Retype all of the listing exactly, passing over any picture you find.

=-=-=-=-=

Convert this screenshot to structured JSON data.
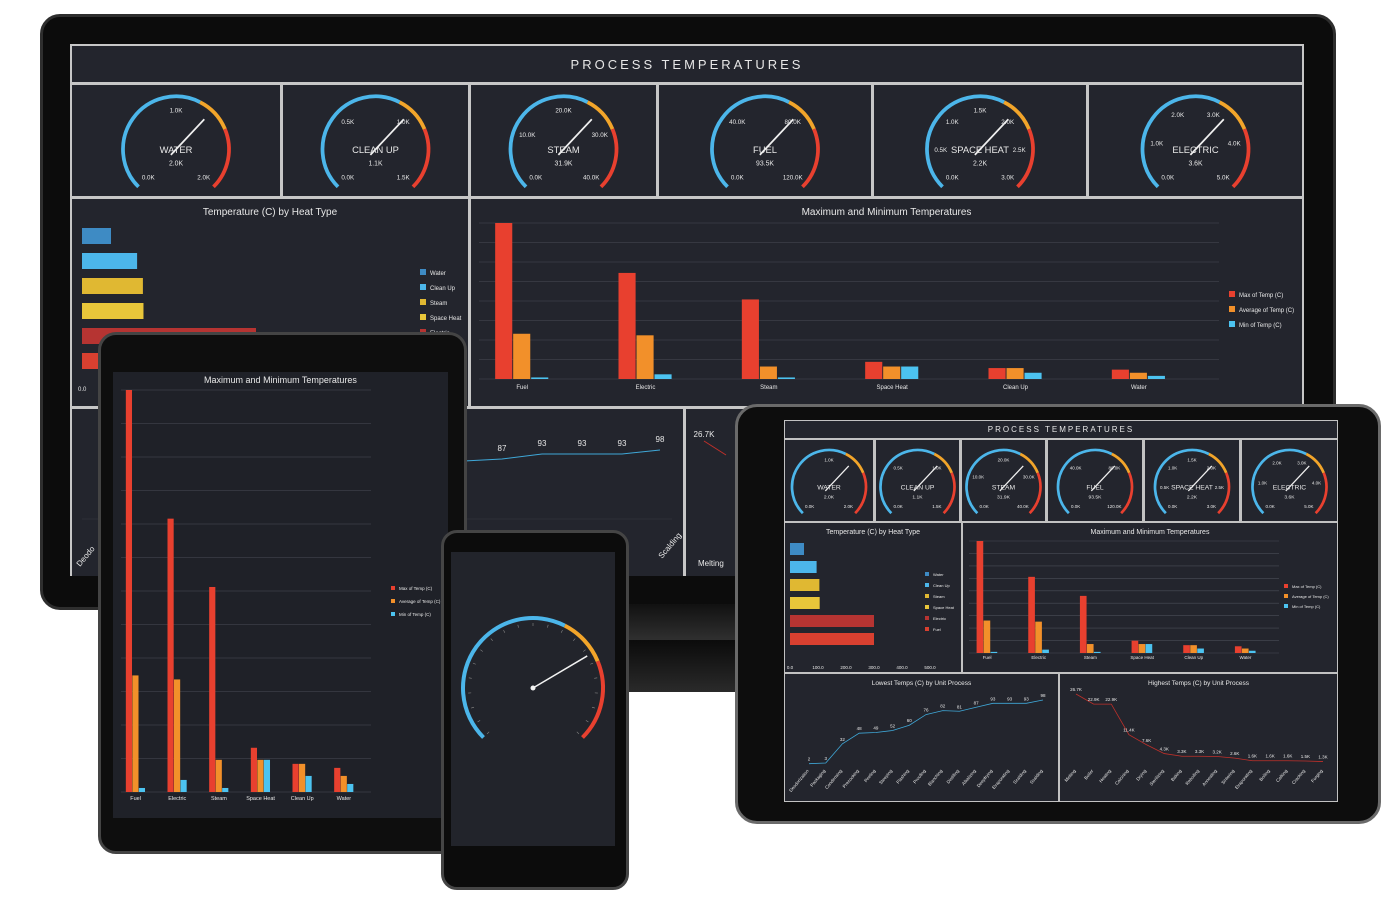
{
  "title": "PROCESS TEMPERATURES",
  "colors": {
    "max": "#e8402f",
    "avg": "#f2902a",
    "min": "#4cc3f0",
    "bg": "#1f2128",
    "panel": "#23252d"
  },
  "gauges": [
    {
      "name": "WATER",
      "value": "2.0K",
      "ticks": [
        "0.0K",
        "1.0K",
        "2.0K"
      ]
    },
    {
      "name": "CLEAN UP",
      "value": "1.1K",
      "ticks": [
        "0.0K",
        "0.5K",
        "1.0K",
        "1.5K"
      ]
    },
    {
      "name": "STEAM",
      "value": "31.9K",
      "ticks": [
        "0.0K",
        "10.0K",
        "20.0K",
        "30.0K",
        "40.0K"
      ]
    },
    {
      "name": "FUEL",
      "value": "93.5K",
      "ticks": [
        "0.0K",
        "40.0K",
        "80.0K",
        "120.0K"
      ]
    },
    {
      "name": "SPACE HEAT",
      "value": "2.2K",
      "ticks": [
        "0.0K",
        "0.5K",
        "1.0K",
        "1.5K",
        "2.0K",
        "2.5K",
        "3.0K"
      ]
    },
    {
      "name": "ELECTRIC",
      "value": "3.6K",
      "ticks": [
        "0.0K",
        "1.0K",
        "2.0K",
        "3.0K",
        "4.0K",
        "5.0K"
      ]
    }
  ],
  "chart_data": [
    {
      "type": "bar",
      "title": "Temperature (C) by Heat Type",
      "orientation": "horizontal",
      "categories": [
        "Water",
        "Clean Up",
        "Steam",
        "Space Heat",
        "Electric",
        "Fuel"
      ],
      "values": [
        50,
        95,
        105,
        106,
        300,
        300
      ],
      "colors": [
        "#3e8bc4",
        "#4cb6ea",
        "#e0b832",
        "#e8c63a",
        "#b63432",
        "#d84030"
      ],
      "tick_labels": [
        "0.0",
        "100.0",
        "200.0",
        "300.0",
        "400.0",
        "500.0"
      ],
      "xlim": [
        0,
        500
      ]
    },
    {
      "type": "bar",
      "title": "Maximum and Minimum Temperatures",
      "categories": [
        "Fuel",
        "Electric",
        "Steam",
        "Space Heat",
        "Clean Up",
        "Water"
      ],
      "series": [
        {
          "name": "Max of Temp (C)",
          "values": [
            100,
            68,
            51,
            11,
            7,
            6
          ]
        },
        {
          "name": "Average of Temp (C)",
          "values": [
            29,
            28,
            8,
            8,
            7,
            4
          ]
        },
        {
          "name": "Min of Temp (C)",
          "values": [
            1,
            3,
            1,
            8,
            4,
            2
          ]
        }
      ],
      "ylim": [
        0,
        100
      ]
    },
    {
      "type": "line",
      "title": "Lowest Temps (C) by Unit Process",
      "categories": [
        "Deodorization",
        "Packaging",
        "Condensing",
        "Precooking",
        "Peeling",
        "Steeping",
        "Flashing",
        "Proofing",
        "Blanching",
        "Distilling",
        "Alkalizing",
        "Deepfrying",
        "Evaporating",
        "Scalding",
        "Scalding"
      ],
      "values": [
        2,
        3,
        32,
        48,
        49,
        52,
        60,
        76,
        82,
        81,
        87,
        93,
        93,
        93,
        98
      ],
      "labels": [
        "2",
        "3",
        "32",
        "48",
        "49",
        "52",
        "60",
        "76",
        "82",
        "81",
        "87",
        "93",
        "93",
        "93",
        "98"
      ]
    },
    {
      "type": "line",
      "title": "Highest Temps (C) by Unit Process",
      "categories": [
        "Melting",
        "Boiler",
        "Heating",
        "Calcining",
        "Drying",
        "Sterilizing",
        "Baking",
        "Reboiling",
        "Annealing",
        "Sintering",
        "Evaporating",
        "Boiling",
        "Calking",
        "Cracking",
        "Forging"
      ],
      "values": [
        26.7,
        22.9,
        22.9,
        11.4,
        7.6,
        4.3,
        3.3,
        3.3,
        3.2,
        2.6,
        1.6,
        1.6,
        1.6,
        1.5,
        1.3
      ],
      "labels": [
        "26.7K",
        "22.9K",
        "22.9K",
        "11.4K",
        "7.6K",
        "4.3K",
        "3.3K",
        "3.3K",
        "3.2K",
        "2.6K",
        "1.6K",
        "1.6K",
        "1.6K",
        "1.5K",
        "1.3K"
      ]
    }
  ],
  "monitor_line_labels": [
    "5",
    "87",
    "93",
    "93",
    "93",
    "98"
  ],
  "monitor_fragments": {
    "left_value": "26.7K",
    "bottom_left": "Deodo",
    "bottom_mid": "Scalding",
    "bottom_right": "Melting",
    "h_axis_zero": "0.0"
  },
  "phone_gauge": {
    "value_fraction": 0.72
  }
}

=-=-=-=-=

#### [Exercise answer]
Convert this screenshot to structured JSON data.
{
  "title": "PROCESS TEMPERATURES",
  "colors": {
    "max": "#e8402f",
    "avg": "#f2902a",
    "min": "#4cc3f0",
    "bg": "#1f2128",
    "panel": "#23252d"
  },
  "gauges": [
    {
      "name": "WATER",
      "value": "2.0K",
      "ticks": [
        "0.0K",
        "1.0K",
        "2.0K"
      ]
    },
    {
      "name": "CLEAN UP",
      "value": "1.1K",
      "ticks": [
        "0.0K",
        "0.5K",
        "1.0K",
        "1.5K"
      ]
    },
    {
      "name": "STEAM",
      "value": "31.9K",
      "ticks": [
        "0.0K",
        "10.0K",
        "20.0K",
        "30.0K",
        "40.0K"
      ]
    },
    {
      "name": "FUEL",
      "value": "93.5K",
      "ticks": [
        "0.0K",
        "40.0K",
        "80.0K",
        "120.0K"
      ]
    },
    {
      "name": "SPACE HEAT",
      "value": "2.2K",
      "ticks": [
        "0.0K",
        "0.5K",
        "1.0K",
        "1.5K",
        "2.0K",
        "2.5K",
        "3.0K"
      ]
    },
    {
      "name": "ELECTRIC",
      "value": "3.6K",
      "ticks": [
        "0.0K",
        "1.0K",
        "2.0K",
        "3.0K",
        "4.0K",
        "5.0K"
      ]
    }
  ],
  "chart_data": [
    {
      "type": "bar",
      "title": "Temperature (C) by Heat Type",
      "orientation": "horizontal",
      "categories": [
        "Water",
        "Clean Up",
        "Steam",
        "Space Heat",
        "Electric",
        "Fuel"
      ],
      "values": [
        50,
        95,
        105,
        106,
        300,
        300
      ],
      "colors": [
        "#3e8bc4",
        "#4cb6ea",
        "#e0b832",
        "#e8c63a",
        "#b63432",
        "#d84030"
      ],
      "tick_labels": [
        "0.0",
        "100.0",
        "200.0",
        "300.0",
        "400.0",
        "500.0"
      ],
      "xlim": [
        0,
        500
      ]
    },
    {
      "type": "bar",
      "title": "Maximum and Minimum Temperatures",
      "categories": [
        "Fuel",
        "Electric",
        "Steam",
        "Space Heat",
        "Clean Up",
        "Water"
      ],
      "series": [
        {
          "name": "Max of Temp (C)",
          "values": [
            100,
            68,
            51,
            11,
            7,
            6
          ]
        },
        {
          "name": "Average of Temp (C)",
          "values": [
            29,
            28,
            8,
            8,
            7,
            4
          ]
        },
        {
          "name": "Min of Temp (C)",
          "values": [
            1,
            3,
            1,
            8,
            4,
            2
          ]
        }
      ],
      "ylim": [
        0,
        100
      ]
    },
    {
      "type": "line",
      "title": "Lowest Temps (C) by Unit Process",
      "categories": [
        "Deodorization",
        "Packaging",
        "Condensing",
        "Precooking",
        "Peeling",
        "Steeping",
        "Flashing",
        "Proofing",
        "Blanching",
        "Distilling",
        "Alkalizing",
        "Deepfrying",
        "Evaporating",
        "Scalding",
        "Scalding"
      ],
      "values": [
        2,
        3,
        32,
        48,
        49,
        52,
        60,
        76,
        82,
        81,
        87,
        93,
        93,
        93,
        98
      ],
      "labels": [
        "2",
        "3",
        "32",
        "48",
        "49",
        "52",
        "60",
        "76",
        "82",
        "81",
        "87",
        "93",
        "93",
        "93",
        "98"
      ]
    },
    {
      "type": "line",
      "title": "Highest Temps (C) by Unit Process",
      "categories": [
        "Melting",
        "Boiler",
        "Heating",
        "Calcining",
        "Drying",
        "Sterilizing",
        "Baking",
        "Reboiling",
        "Annealing",
        "Sintering",
        "Evaporating",
        "Boiling",
        "Calking",
        "Cracking",
        "Forging"
      ],
      "values": [
        26.7,
        22.9,
        22.9,
        11.4,
        7.6,
        4.3,
        3.3,
        3.3,
        3.2,
        2.6,
        1.6,
        1.6,
        1.6,
        1.5,
        1.3
      ],
      "labels": [
        "26.7K",
        "22.9K",
        "22.9K",
        "11.4K",
        "7.6K",
        "4.3K",
        "3.3K",
        "3.3K",
        "3.2K",
        "2.6K",
        "1.6K",
        "1.6K",
        "1.6K",
        "1.5K",
        "1.3K"
      ]
    }
  ],
  "monitor_line_labels": [
    "5",
    "87",
    "93",
    "93",
    "93",
    "98"
  ],
  "monitor_fragments": {
    "left_value": "26.7K",
    "bottom_left": "Deodo",
    "bottom_mid": "Scalding",
    "bottom_right": "Melting",
    "h_axis_zero": "0.0"
  },
  "phone_gauge": {
    "value_fraction": 0.72
  }
}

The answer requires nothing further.